## BEGIN Input rows

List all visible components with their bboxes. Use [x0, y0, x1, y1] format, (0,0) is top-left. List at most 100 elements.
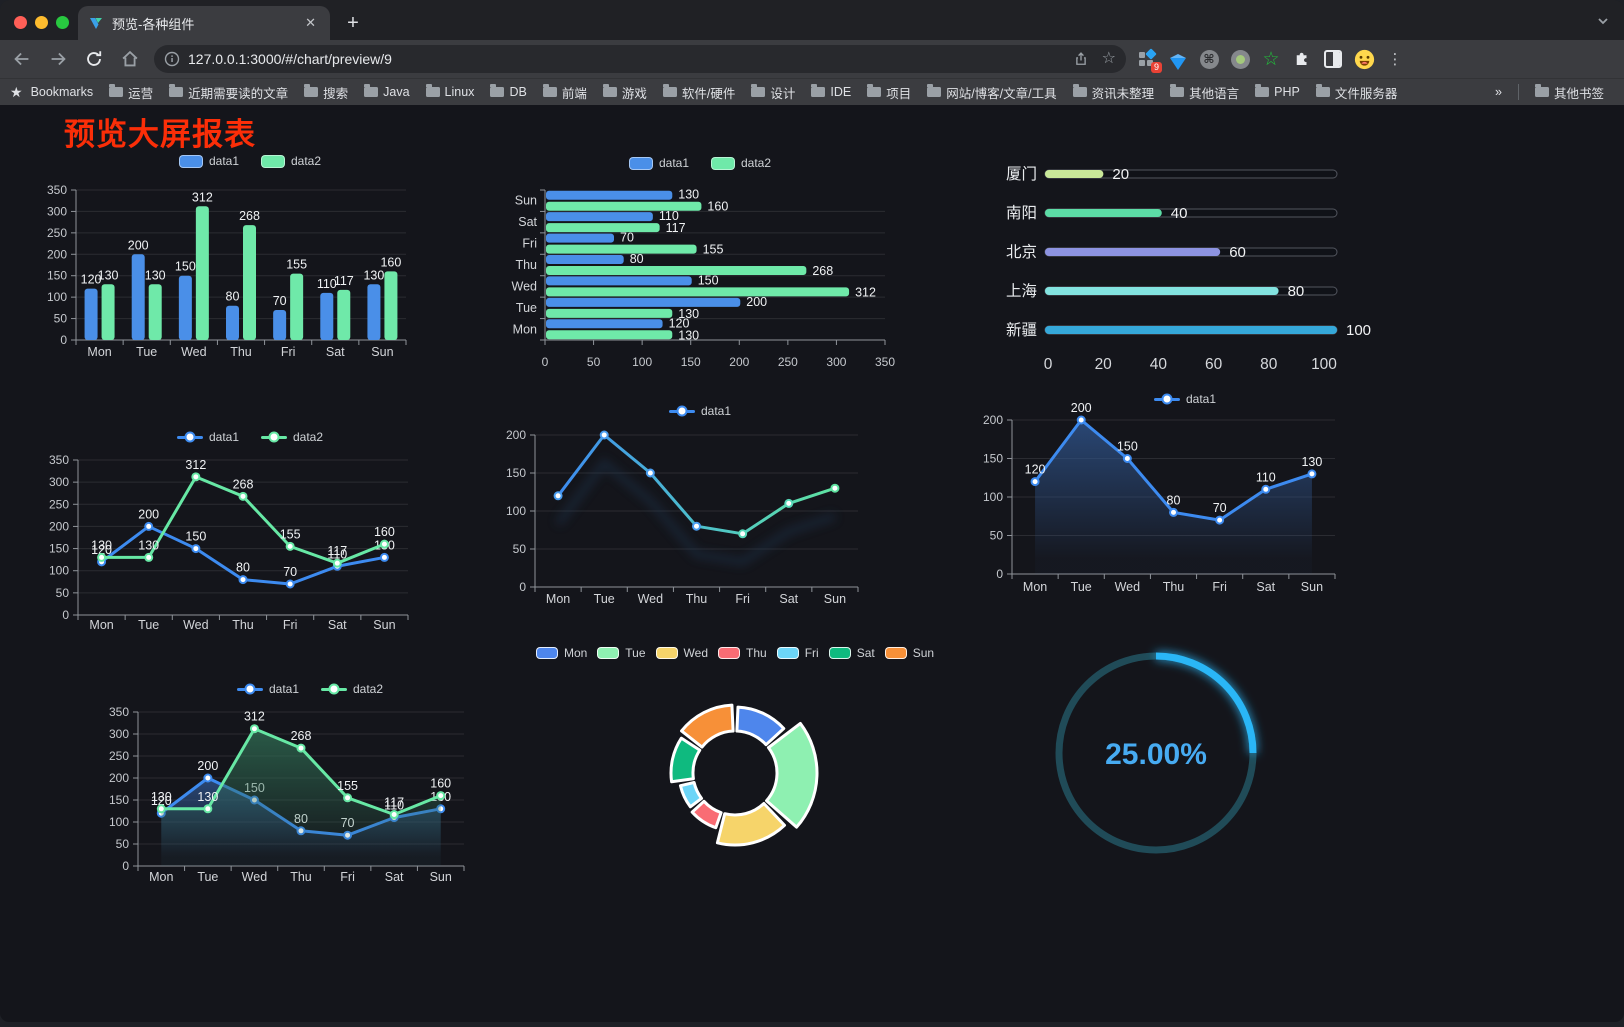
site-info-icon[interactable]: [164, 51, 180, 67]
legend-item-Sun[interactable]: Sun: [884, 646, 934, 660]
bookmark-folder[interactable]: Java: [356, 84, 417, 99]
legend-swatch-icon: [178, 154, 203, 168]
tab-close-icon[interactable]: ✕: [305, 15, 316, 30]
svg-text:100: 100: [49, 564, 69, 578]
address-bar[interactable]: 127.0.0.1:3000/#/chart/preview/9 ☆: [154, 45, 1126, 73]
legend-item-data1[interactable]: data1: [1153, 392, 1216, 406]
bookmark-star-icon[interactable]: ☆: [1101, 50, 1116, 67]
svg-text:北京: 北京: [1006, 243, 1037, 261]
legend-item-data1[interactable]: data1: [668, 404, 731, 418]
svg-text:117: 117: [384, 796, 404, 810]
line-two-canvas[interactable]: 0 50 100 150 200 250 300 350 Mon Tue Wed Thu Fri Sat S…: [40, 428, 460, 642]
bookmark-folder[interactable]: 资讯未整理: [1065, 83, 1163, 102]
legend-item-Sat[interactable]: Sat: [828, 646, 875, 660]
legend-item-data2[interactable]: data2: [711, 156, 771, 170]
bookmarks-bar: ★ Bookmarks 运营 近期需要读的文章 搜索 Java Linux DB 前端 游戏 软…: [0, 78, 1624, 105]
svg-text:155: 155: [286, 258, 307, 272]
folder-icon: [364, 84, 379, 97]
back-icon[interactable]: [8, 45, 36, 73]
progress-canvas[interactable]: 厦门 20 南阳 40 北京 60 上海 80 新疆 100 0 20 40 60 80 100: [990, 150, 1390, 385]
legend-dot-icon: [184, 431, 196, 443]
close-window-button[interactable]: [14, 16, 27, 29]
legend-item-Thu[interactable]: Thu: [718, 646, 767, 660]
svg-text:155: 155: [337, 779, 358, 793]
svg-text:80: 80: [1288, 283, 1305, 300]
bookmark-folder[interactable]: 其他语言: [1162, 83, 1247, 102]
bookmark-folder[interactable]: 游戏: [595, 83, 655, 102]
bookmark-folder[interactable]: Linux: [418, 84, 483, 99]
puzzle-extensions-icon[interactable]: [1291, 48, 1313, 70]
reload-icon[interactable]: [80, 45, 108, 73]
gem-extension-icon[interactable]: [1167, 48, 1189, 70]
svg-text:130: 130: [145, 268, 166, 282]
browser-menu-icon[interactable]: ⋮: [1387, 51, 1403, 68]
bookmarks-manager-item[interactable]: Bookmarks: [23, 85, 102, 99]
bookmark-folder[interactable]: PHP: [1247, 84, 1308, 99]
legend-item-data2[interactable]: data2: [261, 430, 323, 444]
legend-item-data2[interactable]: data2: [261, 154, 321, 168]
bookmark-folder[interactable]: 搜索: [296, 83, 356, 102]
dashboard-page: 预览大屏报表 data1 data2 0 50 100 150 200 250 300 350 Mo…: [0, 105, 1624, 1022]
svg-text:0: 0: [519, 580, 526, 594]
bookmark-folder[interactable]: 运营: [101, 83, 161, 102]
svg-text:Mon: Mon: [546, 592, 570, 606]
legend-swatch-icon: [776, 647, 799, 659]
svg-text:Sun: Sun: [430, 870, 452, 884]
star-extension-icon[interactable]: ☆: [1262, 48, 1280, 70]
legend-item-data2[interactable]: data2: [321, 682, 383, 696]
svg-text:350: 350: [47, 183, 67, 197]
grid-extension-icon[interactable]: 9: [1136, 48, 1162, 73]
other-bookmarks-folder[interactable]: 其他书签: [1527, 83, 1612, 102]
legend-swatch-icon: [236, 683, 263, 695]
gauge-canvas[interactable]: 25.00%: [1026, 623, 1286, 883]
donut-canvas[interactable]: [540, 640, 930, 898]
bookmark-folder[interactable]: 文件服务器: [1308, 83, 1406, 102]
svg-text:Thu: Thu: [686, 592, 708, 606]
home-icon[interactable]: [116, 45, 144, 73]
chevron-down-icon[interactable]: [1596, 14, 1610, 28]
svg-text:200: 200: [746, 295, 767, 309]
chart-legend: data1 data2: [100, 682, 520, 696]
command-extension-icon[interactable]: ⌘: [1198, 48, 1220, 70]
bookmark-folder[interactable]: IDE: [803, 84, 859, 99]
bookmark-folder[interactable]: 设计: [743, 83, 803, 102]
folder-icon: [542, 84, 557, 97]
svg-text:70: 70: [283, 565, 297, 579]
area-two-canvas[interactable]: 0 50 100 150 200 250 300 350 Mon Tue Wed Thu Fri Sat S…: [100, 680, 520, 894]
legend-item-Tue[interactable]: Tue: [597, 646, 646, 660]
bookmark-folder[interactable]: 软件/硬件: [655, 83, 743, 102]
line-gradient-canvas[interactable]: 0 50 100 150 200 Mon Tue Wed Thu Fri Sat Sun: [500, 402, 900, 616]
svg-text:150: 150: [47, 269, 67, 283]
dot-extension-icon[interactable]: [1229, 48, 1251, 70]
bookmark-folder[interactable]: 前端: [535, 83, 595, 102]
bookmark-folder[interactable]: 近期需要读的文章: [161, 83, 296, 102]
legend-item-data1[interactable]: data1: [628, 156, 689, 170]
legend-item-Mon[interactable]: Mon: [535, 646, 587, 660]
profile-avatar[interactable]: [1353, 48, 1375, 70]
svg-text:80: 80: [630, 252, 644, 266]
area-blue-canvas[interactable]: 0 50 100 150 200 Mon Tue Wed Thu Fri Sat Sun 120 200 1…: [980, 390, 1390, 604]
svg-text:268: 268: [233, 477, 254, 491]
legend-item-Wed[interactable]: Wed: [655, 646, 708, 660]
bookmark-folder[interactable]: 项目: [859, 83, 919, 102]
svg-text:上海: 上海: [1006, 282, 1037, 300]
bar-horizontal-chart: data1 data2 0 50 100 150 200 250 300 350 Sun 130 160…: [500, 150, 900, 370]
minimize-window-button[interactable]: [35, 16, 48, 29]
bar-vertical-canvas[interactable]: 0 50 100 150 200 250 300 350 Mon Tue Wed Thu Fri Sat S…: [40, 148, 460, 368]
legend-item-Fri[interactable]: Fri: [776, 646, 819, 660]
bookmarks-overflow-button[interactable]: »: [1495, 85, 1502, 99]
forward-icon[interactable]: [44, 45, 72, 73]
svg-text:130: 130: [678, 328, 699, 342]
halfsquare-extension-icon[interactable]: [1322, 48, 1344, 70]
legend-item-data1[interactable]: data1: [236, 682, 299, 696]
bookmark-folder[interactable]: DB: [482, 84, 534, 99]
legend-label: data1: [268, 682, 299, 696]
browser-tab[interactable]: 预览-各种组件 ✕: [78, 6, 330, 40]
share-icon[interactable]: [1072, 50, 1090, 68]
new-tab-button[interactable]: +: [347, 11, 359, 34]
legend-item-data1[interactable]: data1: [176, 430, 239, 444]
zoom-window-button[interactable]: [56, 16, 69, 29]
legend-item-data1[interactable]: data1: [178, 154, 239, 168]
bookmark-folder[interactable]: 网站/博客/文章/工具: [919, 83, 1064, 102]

## END Input rows

Work to do: Write out every line of the records as a numbered list, skipping any blank lines, and leave the pictures out of your answer.

Expected output:
1. List all visible components with their bboxes. Use [x0, y0, x1, y1] format, (0,0) is top-left. List at most 100 elements.
2. site-info-icon[interactable]: [164, 51, 180, 67]
3. legend-item-Sun[interactable]: Sun: [884, 646, 934, 660]
4. bookmark-folder[interactable]: Java: [356, 84, 417, 99]
5. legend-swatch-icon: [178, 154, 203, 168]
6. tab-close-icon[interactable]: ✕: [305, 15, 316, 30]
7. svg-text:100: 100: [49, 564, 69, 578]
8. address-bar[interactable]: 127.0.0.1:3000/#/chart/preview/9 ☆: [154, 45, 1126, 73]
9. legend-item-data1[interactable]: data1: [1153, 392, 1216, 406]
10. bookmark-star-icon[interactable]: ☆: [1101, 50, 1116, 67]
11. svg-text:北京: 北京: [1006, 243, 1037, 261]
12. legend-item-data1[interactable]: data1: [668, 404, 731, 418]
13. svg-text:117: 117: [384, 796, 404, 810]
14. line-two-canvas[interactable]: 0 50 100 150 200 250 300 350 Mon Tue Wed Thu Fri Sat S…: [40, 428, 460, 642]
15. bookmark-folder[interactable]: 资讯未整理: [1065, 83, 1163, 102]
16. legend-item-Sat[interactable]: Sat: [828, 646, 875, 660]
17. legend-item-data2[interactable]: data2: [711, 156, 771, 170]
18. bookmarks-bar: ★ Bookmarks 运营 近期需要读的文章 搜索 Java Linux DB 前端 游戏 软…: [0, 78, 1624, 105]
19. svg-text:155: 155: [286, 258, 307, 272]
20. folder-icon: [364, 84, 379, 97]
21. back-icon[interactable]: [8, 45, 36, 73]
22. progress-canvas[interactable]: 厦门 20 南阳 40 北京 60 上海 80 新疆 100 0 20 40 60 80 100: [990, 150, 1390, 385]
23. legend-dot-icon: [184, 431, 196, 443]
24. close-window-button[interactable]: [14, 16, 27, 29]
25. legend-item-Thu[interactable]: Thu: [718, 646, 767, 660]
26. svg-text:155: 155: [337, 779, 358, 793]
27. svg-text:80: 80: [1288, 283, 1305, 300]
28. bookmark-folder[interactable]: 其他语言: [1162, 83, 1247, 102]
29. bookmark-folder[interactable]: 游戏: [595, 83, 655, 102]
30. bookmark-folder[interactable]: Linux: [418, 84, 483, 99]
31. puzzle-extensions-icon[interactable]: [1291, 48, 1313, 70]
32. reload-icon[interactable]: [80, 45, 108, 73]
33. gem-extension-icon[interactable]: [1167, 48, 1189, 70]
34. svg-text:130: 130: [145, 268, 166, 282]
35. browser-menu-icon[interactable]: ⋮: [1387, 51, 1403, 68]
36. bookmarks-manager-item[interactable]: Bookmarks: [23, 85, 102, 99]
37. bookmark-folder[interactable]: PHP: [1247, 84, 1308, 99]
38. legend-item-data2[interactable]: data2: [261, 430, 323, 444]
39. legend-item-data2[interactable]: data2: [261, 154, 321, 168]
40. bookmark-folder[interactable]: 搜索: [296, 83, 356, 102]
41. dashboard-page: 预览大屏报表 data1 data2 0 50 100 150 200 250 300 350 Mo…: [0, 105, 1624, 1022]
42. svg-text:0: 0: [519, 580, 526, 594]
43. bookmark-folder[interactable]: 运营: [101, 83, 161, 102]
44. svg-text:Mon: Mon: [546, 592, 570, 606]
45. legend-swatch-icon: [776, 647, 799, 659]
46. svg-text:Sun: Sun: [430, 870, 452, 884]
47. star-extension-icon[interactable]: ☆: [1262, 48, 1280, 70]
48. legend-item-data2[interactable]: data2: [321, 682, 383, 696]
49. svg-text:350: 350: [47, 183, 67, 197]
50. grid-extension-icon[interactable]: 9: [1136, 48, 1162, 73]
51. other-bookmarks-folder[interactable]: 其他书签: [1527, 83, 1612, 102]
52. legend-swatch-icon: [236, 683, 263, 695]
53. gauge-canvas[interactable]: 25.00%: [1026, 623, 1286, 883]
54. donut-canvas[interactable]: [540, 640, 930, 898]
55. bookmark-folder[interactable]: 文件服务器: [1308, 83, 1406, 102]
56. svg-text:Thu: Thu: [686, 592, 708, 606]
57. home-icon[interactable]: [116, 45, 144, 73]
58. chevron-down-icon[interactable]: [1596, 14, 1610, 28]
59. svg-text:200: 200: [746, 295, 767, 309]
60. chart-legend: data1 data2: [100, 682, 520, 696]
61. command-extension-icon[interactable]: ⌘: [1198, 48, 1220, 70]
62. bookmark-folder[interactable]: IDE: [803, 84, 859, 99]
63. bookmark-folder[interactable]: 设计: [743, 83, 803, 102]
64. folder-icon: [542, 84, 557, 97]
65. svg-text:70: 70: [283, 565, 297, 579]
66. area-two-canvas[interactable]: 0 50 100 150 200 250 300 350 Mon Tue Wed Thu Fri Sat S…: [100, 680, 520, 894]
67. legend-item-Tue[interactable]: Tue: [597, 646, 646, 660]
68. bookmark-folder[interactable]: 软件/硬件: [655, 83, 743, 102]
69. line-gradient-canvas[interactable]: 0 50 100 150 200 Mon Tue Wed Thu Fri Sat Sun: [500, 402, 900, 616]
70. svg-text:150: 150: [47, 269, 67, 283]
71. dot-extension-icon[interactable]: [1229, 48, 1251, 70]
72. bookmark-folder[interactable]: 前端: [535, 83, 595, 102]
73. bookmark-folder[interactable]: 近期需要读的文章: [161, 83, 296, 102]
74. legend-item-data1[interactable]: data1: [628, 156, 689, 170]
75. legend-item-Mon[interactable]: Mon: [535, 646, 587, 660]
76. profile-avatar[interactable]: [1353, 48, 1375, 70]
77. svg-text:80: 80: [630, 252, 644, 266]
78. area-blue-canvas[interactable]: 0 50 100 150 200 Mon Tue Wed Thu Fri Sat Sun 120 200 1…: [980, 390, 1390, 604]
79. svg-text:268: 268: [233, 477, 254, 491]
80. legend-item-Wed[interactable]: Wed: [655, 646, 708, 660]
81. bookmark-folder[interactable]: 项目: [859, 83, 919, 102]
82. svg-text:上海: 上海: [1006, 282, 1037, 300]
83. bar-horizontal-chart: data1 data2 0 50 100 150 200 250 300 350 Sun 130 160…: [500, 150, 900, 370]
84. minimize-window-button[interactable]: [35, 16, 48, 29]
85. bar-vertical-canvas[interactable]: 0 50 100 150 200 250 300 350 Mon Tue Wed Thu Fri Sat S…: [40, 148, 460, 368]
86. legend-item-Fri[interactable]: Fri: [776, 646, 819, 660]
87. bookmarks-overflow-button[interactable]: »: [1495, 85, 1502, 99]
88. forward-icon[interactable]: [44, 45, 72, 73]
89. svg-text:130: 130: [678, 328, 699, 342]
90. halfsquare-extension-icon[interactable]: [1322, 48, 1344, 70]
91. legend-item-data1[interactable]: data1: [236, 682, 299, 696]
92. bookmark-folder[interactable]: DB: [482, 84, 534, 99]
93. legend-label: data1: [268, 682, 299, 696]
94. browser-tab[interactable]: 预览-各种组件 ✕: [78, 6, 330, 40]
95. share-icon[interactable]: [1072, 50, 1090, 68]
96. new-tab-button[interactable]: +: [347, 11, 359, 34]
97. legend-item-data1[interactable]: data1: [176, 430, 239, 444]
98. zoom-window-button[interactable]: [56, 16, 69, 29]
99. legend-item-data1[interactable]: data1: [178, 154, 239, 168]
100. bookmark-folder[interactable]: 网站/博客/文章/工具: [919, 83, 1064, 102]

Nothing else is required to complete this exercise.